[Entries from a dataset]
:::::

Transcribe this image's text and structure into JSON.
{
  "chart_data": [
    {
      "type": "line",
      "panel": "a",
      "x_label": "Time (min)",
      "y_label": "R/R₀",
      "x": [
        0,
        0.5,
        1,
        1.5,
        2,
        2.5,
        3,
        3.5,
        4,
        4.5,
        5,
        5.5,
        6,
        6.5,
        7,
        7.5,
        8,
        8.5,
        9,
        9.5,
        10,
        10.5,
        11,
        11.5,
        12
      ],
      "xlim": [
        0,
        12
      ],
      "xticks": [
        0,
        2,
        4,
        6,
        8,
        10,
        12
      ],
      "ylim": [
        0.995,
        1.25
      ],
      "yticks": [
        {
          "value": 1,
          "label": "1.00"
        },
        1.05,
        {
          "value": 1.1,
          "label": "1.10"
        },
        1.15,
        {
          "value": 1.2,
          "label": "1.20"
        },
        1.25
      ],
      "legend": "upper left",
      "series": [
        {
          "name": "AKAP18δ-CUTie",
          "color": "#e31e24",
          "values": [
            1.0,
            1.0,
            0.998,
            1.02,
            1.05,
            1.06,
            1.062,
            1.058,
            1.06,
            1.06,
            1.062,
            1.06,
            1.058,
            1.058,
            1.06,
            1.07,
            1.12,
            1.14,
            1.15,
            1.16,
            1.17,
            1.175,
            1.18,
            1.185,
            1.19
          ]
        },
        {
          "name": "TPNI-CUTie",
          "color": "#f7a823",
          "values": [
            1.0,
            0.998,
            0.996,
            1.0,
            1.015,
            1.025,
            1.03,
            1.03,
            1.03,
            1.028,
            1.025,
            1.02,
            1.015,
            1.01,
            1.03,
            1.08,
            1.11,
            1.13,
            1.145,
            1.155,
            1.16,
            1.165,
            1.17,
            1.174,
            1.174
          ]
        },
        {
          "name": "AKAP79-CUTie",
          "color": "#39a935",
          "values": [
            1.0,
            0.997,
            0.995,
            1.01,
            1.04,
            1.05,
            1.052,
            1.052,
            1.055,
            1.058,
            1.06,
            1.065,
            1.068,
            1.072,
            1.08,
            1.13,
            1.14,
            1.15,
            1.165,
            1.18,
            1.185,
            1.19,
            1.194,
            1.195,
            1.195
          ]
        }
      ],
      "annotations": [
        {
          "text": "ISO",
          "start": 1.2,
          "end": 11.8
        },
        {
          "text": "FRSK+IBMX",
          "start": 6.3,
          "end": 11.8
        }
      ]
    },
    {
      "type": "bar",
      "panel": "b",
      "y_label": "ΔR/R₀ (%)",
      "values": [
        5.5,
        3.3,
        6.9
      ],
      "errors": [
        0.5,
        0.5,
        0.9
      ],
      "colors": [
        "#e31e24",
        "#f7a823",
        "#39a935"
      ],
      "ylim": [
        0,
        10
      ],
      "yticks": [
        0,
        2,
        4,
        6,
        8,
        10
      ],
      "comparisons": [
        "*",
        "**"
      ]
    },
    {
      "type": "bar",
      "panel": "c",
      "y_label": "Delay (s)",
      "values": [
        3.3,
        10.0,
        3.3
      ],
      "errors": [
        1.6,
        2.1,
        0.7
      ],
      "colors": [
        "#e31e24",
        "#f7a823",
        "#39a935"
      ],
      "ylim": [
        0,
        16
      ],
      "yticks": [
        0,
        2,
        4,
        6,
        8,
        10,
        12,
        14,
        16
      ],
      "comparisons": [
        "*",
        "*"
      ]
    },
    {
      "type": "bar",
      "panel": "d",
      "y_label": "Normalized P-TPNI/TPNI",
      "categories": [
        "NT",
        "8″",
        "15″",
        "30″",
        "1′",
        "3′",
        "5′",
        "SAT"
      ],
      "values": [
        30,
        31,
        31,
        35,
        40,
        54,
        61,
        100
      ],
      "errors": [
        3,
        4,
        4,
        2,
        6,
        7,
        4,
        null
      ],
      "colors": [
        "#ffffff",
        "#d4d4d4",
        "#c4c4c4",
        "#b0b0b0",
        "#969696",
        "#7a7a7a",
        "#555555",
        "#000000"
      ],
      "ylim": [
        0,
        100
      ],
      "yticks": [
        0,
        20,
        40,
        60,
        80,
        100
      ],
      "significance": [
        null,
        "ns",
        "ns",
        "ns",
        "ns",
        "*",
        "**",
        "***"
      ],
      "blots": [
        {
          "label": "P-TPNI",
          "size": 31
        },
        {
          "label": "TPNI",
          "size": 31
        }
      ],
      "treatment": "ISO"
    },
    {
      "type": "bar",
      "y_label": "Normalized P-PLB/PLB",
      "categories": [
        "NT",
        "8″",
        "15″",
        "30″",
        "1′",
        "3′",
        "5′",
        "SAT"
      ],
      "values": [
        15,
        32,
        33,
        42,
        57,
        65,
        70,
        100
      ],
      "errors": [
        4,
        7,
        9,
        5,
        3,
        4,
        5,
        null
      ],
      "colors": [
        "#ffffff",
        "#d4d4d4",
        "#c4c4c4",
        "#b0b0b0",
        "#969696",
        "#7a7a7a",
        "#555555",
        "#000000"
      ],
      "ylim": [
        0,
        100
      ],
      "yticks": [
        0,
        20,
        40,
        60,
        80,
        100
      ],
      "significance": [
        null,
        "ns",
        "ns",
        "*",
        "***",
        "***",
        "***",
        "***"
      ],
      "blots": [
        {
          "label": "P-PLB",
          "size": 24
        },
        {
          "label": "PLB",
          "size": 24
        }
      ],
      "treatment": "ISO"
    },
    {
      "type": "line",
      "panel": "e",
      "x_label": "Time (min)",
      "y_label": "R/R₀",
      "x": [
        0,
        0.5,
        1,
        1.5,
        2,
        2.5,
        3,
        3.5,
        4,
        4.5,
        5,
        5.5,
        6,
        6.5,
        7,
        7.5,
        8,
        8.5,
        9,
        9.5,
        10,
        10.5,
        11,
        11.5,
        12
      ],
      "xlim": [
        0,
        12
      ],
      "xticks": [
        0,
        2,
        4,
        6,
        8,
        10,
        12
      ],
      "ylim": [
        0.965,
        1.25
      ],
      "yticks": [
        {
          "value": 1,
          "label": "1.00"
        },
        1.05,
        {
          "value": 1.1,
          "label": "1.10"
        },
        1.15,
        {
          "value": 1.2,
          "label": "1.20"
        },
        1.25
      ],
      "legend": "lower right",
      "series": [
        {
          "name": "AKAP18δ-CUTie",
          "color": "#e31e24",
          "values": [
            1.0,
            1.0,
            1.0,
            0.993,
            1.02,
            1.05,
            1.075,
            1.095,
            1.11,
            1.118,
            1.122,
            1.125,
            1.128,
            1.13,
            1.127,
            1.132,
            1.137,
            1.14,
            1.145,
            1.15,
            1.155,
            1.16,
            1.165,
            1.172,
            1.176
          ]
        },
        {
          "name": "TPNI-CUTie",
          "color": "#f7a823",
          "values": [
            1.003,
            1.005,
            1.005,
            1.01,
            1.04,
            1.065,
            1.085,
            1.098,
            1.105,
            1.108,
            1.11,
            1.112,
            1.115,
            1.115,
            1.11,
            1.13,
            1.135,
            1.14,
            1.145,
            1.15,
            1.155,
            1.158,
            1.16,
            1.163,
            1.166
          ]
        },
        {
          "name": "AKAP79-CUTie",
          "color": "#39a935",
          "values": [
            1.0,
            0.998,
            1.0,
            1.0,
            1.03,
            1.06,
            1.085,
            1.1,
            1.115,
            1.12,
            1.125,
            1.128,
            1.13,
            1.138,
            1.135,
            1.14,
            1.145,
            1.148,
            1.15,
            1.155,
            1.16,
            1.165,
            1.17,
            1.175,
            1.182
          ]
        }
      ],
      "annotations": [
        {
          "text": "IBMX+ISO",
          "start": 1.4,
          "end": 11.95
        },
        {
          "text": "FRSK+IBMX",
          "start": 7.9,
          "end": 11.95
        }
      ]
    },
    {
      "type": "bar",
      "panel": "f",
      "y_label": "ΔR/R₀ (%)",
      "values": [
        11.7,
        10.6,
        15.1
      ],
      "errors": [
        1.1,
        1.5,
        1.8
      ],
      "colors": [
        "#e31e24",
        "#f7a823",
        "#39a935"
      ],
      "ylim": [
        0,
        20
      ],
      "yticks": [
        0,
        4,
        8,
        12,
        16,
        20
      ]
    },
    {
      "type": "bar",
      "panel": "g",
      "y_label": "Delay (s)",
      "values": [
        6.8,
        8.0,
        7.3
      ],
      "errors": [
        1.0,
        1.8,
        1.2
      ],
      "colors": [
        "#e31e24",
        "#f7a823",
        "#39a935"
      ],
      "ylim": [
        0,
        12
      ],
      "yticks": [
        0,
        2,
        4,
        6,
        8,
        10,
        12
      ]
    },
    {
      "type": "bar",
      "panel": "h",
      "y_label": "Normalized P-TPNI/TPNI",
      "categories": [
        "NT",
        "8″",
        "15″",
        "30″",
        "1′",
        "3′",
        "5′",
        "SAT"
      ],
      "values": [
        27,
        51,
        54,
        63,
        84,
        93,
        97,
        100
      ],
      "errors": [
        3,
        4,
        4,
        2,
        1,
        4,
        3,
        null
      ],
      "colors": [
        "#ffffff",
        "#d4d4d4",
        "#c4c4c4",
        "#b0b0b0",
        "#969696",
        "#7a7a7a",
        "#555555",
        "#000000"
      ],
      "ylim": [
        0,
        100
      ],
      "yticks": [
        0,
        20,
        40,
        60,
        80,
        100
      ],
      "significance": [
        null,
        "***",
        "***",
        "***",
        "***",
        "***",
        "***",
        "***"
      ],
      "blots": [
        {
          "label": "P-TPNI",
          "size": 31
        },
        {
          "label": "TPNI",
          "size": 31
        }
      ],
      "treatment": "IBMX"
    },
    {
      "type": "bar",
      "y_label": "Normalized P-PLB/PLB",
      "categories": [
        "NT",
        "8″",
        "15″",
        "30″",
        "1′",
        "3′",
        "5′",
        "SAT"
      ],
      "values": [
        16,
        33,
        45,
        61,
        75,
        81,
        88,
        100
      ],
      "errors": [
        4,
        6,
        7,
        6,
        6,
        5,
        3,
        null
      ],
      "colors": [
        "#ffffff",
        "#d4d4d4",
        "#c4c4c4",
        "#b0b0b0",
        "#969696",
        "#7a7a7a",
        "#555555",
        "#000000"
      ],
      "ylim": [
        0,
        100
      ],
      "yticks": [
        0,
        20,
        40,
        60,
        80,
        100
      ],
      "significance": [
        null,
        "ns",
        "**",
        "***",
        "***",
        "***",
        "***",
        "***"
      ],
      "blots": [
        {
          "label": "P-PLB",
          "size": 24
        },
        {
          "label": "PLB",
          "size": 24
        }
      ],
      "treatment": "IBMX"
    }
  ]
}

:::::

* _What you need to do_: Go through the records above and copy every line with the word "panel".

* _Problem solution_:
      "panel": "a",
      "panel": "b",
      "panel": "c",
      "panel": "d",
      "panel": "e",
      "panel": "f",
      "panel": "g",
      "panel": "h",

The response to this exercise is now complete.